**SET TASK**
Pull every "massweight" line out of the data below.

▬▬▬

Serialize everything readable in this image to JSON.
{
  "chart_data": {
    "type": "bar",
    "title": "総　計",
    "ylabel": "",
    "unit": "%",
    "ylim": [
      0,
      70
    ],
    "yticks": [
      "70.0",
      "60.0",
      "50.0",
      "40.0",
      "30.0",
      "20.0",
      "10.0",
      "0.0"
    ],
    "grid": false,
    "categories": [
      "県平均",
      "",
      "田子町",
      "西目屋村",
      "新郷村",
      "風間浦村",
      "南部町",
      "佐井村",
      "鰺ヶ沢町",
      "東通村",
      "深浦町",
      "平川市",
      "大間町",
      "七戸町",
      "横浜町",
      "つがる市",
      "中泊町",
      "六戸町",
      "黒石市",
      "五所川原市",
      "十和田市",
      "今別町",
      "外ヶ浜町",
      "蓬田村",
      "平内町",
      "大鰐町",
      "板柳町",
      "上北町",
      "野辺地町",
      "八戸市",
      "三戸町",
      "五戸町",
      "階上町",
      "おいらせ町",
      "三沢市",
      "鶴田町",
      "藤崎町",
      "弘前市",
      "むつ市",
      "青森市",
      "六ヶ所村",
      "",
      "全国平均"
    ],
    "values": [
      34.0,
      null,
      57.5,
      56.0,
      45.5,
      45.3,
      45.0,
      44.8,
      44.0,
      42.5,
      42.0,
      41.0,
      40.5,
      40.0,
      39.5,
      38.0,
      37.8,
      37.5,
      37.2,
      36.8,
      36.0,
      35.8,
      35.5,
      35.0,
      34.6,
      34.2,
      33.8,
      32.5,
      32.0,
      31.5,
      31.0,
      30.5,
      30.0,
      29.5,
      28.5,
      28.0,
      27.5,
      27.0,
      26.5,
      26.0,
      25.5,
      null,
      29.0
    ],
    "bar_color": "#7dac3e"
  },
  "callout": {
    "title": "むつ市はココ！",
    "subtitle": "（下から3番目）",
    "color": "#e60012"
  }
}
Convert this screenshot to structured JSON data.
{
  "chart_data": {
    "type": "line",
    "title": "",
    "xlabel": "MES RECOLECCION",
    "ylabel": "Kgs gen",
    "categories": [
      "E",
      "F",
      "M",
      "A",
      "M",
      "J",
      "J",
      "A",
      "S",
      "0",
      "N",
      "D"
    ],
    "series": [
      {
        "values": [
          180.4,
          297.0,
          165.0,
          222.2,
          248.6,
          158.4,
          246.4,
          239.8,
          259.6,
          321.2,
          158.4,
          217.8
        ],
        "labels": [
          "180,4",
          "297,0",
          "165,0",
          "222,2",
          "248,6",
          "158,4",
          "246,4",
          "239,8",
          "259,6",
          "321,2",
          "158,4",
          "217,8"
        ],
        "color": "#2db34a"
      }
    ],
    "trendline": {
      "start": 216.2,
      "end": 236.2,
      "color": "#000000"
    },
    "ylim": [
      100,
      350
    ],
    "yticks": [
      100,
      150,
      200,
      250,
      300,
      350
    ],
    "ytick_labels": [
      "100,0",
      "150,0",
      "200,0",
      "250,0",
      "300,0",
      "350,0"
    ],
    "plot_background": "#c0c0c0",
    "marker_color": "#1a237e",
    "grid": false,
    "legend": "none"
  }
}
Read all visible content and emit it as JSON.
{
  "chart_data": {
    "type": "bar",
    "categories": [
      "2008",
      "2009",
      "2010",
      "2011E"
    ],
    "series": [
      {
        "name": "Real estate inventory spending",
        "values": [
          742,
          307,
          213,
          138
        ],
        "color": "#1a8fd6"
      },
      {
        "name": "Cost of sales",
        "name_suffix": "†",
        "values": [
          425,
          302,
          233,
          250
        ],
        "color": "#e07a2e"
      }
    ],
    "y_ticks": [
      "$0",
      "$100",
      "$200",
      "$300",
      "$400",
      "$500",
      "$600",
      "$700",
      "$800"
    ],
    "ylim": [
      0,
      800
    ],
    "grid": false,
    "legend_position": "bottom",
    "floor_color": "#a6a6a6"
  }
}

▬▬▬

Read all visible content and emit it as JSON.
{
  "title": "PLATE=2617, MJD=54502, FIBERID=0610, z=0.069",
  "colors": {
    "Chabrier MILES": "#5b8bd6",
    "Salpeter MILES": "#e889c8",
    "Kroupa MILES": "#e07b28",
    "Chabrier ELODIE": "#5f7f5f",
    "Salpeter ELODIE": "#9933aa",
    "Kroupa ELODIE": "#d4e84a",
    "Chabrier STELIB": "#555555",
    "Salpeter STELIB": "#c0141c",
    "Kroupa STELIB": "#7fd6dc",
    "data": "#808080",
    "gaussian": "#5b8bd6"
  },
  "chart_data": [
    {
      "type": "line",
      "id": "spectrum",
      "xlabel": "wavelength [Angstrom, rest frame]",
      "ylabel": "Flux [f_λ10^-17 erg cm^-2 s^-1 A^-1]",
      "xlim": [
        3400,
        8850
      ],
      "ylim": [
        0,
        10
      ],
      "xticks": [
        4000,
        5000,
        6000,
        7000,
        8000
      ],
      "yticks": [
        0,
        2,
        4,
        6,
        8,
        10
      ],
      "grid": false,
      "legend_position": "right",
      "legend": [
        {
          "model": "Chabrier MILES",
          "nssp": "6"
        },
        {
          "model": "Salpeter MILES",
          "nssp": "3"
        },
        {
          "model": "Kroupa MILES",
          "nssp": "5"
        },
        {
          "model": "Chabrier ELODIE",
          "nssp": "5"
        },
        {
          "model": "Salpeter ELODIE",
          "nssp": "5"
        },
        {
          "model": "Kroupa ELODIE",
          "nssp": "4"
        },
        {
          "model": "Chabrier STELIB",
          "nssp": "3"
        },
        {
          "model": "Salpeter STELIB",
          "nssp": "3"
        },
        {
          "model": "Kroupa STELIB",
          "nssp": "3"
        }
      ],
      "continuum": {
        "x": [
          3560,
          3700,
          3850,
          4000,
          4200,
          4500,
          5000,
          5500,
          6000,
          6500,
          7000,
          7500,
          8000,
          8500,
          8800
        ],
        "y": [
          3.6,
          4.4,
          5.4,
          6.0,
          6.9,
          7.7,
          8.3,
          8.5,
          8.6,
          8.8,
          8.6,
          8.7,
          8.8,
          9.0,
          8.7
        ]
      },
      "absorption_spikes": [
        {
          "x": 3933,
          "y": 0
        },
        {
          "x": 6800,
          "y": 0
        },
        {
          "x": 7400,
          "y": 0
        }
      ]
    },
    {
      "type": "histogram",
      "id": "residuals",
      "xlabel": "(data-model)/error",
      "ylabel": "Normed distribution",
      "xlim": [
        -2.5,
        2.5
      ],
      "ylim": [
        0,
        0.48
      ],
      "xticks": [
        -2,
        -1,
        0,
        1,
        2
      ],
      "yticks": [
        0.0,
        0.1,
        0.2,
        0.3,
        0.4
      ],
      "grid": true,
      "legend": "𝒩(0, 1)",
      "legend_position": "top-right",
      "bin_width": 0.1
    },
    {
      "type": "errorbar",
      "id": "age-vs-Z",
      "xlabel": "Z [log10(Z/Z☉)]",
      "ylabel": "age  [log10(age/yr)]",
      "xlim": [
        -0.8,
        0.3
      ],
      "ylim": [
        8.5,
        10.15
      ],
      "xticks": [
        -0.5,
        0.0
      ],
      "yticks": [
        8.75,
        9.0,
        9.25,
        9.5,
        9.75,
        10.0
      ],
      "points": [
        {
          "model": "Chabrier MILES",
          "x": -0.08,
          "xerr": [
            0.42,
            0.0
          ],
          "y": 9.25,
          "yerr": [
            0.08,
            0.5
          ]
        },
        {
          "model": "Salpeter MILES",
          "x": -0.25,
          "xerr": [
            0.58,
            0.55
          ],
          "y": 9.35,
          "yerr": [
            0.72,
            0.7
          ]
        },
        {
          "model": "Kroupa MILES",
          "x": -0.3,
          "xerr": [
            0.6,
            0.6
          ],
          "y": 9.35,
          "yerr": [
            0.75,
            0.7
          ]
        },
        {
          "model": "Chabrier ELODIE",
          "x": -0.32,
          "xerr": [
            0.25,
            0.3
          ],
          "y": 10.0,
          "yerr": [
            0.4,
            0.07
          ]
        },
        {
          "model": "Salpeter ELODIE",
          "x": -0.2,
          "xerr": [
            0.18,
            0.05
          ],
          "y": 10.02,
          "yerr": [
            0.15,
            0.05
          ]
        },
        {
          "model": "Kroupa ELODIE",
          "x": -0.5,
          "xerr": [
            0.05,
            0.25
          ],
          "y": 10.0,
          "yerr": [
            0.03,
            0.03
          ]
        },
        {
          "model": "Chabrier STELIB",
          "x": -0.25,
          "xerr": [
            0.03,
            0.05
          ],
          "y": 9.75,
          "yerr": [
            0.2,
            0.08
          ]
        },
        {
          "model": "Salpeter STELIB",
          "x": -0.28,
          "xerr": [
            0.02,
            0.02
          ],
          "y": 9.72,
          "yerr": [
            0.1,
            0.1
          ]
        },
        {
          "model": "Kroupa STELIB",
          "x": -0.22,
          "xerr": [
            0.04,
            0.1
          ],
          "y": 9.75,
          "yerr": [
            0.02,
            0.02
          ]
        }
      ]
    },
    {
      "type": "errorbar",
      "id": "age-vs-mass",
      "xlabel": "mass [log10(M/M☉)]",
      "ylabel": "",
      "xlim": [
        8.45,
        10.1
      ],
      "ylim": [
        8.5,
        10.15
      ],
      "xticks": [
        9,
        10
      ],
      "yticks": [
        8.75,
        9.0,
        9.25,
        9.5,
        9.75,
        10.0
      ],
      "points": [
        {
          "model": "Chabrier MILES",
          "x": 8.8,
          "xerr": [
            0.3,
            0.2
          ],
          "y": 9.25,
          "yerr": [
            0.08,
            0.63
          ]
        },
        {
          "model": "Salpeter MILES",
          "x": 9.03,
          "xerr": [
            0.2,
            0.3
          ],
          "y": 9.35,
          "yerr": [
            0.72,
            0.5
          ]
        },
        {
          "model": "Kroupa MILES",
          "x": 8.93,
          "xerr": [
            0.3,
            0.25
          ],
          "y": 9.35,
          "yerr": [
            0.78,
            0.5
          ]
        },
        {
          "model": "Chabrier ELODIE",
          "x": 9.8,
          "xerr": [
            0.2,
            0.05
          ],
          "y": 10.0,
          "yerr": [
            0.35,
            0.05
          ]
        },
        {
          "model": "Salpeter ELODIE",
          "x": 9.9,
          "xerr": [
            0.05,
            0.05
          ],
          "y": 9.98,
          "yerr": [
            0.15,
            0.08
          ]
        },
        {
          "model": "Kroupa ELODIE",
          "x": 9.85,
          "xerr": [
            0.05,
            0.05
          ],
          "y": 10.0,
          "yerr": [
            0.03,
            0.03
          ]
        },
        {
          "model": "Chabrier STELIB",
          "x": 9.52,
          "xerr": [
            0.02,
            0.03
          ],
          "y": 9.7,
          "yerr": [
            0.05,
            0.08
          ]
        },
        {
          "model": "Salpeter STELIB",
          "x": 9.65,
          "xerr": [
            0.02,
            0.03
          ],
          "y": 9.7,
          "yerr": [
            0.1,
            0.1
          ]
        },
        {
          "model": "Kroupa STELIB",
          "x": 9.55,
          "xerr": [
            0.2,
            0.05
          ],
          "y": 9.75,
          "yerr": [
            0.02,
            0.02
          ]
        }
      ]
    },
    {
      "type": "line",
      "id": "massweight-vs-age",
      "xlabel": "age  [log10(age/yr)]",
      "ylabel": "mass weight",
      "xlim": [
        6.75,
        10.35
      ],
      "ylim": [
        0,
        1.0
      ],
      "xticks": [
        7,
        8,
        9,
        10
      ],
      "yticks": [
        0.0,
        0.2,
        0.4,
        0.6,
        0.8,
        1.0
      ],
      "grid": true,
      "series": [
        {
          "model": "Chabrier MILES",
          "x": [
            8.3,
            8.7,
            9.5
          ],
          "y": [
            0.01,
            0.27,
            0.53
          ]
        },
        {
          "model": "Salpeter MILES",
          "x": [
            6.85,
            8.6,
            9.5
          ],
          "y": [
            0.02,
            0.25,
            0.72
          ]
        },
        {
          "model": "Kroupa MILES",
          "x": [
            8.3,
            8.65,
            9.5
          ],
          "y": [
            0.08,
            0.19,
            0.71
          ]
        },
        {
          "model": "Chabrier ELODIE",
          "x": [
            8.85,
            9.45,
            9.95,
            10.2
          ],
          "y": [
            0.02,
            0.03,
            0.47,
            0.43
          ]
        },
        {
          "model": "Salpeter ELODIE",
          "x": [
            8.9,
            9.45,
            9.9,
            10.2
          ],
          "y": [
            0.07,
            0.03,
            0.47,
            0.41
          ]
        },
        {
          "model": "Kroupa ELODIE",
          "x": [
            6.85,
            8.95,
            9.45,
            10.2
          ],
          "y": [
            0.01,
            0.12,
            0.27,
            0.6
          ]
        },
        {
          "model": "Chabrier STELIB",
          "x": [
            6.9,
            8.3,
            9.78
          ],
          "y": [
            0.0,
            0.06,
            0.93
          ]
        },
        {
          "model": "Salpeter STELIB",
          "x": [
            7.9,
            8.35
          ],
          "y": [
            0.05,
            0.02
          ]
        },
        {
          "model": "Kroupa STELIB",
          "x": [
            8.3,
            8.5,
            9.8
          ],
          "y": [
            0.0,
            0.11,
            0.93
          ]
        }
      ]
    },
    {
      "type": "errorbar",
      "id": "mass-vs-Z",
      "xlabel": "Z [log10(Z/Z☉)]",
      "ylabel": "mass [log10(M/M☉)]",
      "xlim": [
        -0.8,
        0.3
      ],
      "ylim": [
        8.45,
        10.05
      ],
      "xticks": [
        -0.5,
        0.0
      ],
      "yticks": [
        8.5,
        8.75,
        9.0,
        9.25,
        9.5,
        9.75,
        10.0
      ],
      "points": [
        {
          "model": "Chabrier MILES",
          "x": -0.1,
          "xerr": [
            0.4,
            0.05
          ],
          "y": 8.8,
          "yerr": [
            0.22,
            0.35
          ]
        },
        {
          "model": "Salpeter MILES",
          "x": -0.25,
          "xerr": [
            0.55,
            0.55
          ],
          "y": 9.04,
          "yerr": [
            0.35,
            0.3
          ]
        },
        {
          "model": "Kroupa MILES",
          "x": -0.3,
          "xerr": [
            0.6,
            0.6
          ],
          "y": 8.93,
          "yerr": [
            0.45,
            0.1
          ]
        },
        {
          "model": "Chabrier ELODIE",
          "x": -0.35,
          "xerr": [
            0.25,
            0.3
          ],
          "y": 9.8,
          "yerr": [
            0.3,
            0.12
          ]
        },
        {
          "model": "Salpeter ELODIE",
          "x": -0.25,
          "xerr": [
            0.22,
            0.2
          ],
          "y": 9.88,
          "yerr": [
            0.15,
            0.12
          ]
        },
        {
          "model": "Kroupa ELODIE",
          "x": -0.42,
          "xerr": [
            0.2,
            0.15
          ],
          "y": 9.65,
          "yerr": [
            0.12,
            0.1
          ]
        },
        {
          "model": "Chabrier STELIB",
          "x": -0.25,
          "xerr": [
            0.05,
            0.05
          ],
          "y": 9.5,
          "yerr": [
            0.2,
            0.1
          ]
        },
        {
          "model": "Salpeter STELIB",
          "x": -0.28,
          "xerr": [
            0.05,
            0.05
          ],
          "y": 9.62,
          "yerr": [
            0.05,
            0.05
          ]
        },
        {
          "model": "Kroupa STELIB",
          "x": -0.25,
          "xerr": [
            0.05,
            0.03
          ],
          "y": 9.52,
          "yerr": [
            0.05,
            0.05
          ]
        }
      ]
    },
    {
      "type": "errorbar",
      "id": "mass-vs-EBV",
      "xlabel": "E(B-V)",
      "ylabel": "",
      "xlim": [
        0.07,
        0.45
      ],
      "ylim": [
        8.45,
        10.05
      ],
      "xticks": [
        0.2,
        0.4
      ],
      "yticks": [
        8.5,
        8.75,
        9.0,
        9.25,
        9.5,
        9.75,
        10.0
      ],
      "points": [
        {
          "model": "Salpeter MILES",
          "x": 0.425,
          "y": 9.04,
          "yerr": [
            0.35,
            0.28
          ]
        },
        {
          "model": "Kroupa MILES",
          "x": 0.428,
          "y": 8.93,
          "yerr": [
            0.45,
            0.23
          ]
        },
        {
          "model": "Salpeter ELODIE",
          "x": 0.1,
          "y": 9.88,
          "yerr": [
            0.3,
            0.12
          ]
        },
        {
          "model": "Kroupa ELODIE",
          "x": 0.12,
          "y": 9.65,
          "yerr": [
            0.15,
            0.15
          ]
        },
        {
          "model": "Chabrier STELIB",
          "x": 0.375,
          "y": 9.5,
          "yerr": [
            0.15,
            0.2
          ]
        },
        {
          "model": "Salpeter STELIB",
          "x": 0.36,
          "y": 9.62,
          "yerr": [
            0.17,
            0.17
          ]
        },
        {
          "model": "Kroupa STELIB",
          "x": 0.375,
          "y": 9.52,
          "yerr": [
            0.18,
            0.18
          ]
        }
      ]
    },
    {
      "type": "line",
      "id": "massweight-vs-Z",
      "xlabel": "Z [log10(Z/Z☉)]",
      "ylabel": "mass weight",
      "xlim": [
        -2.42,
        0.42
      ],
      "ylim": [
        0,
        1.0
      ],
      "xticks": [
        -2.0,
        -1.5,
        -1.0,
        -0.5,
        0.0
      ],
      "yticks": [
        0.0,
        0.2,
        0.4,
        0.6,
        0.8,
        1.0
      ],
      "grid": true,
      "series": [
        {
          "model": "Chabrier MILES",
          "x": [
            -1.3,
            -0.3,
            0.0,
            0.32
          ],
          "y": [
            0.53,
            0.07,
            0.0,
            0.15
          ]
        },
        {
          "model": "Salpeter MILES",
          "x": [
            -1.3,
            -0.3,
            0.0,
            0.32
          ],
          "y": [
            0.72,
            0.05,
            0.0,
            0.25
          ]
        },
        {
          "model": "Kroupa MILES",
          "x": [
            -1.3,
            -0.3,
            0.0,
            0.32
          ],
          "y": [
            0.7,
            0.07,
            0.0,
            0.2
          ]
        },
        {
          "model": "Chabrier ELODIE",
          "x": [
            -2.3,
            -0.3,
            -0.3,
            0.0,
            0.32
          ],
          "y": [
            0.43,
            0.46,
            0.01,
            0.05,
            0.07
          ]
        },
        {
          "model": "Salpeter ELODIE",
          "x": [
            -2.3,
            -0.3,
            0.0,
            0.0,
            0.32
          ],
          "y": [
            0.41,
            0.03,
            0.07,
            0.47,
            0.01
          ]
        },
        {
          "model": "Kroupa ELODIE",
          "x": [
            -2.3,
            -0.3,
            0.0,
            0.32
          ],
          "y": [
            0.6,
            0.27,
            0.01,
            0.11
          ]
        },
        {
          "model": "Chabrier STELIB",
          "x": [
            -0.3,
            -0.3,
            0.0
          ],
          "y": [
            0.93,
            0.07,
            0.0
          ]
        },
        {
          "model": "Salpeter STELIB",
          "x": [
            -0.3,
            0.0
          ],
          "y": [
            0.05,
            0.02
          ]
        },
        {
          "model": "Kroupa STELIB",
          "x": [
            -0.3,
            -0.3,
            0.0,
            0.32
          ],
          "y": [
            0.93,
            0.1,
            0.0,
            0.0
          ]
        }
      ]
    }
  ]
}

▬▬▬

**WRITTEN SOLUTION**
      "id": "massweight-vs-age",
      "id": "massweight-vs-Z",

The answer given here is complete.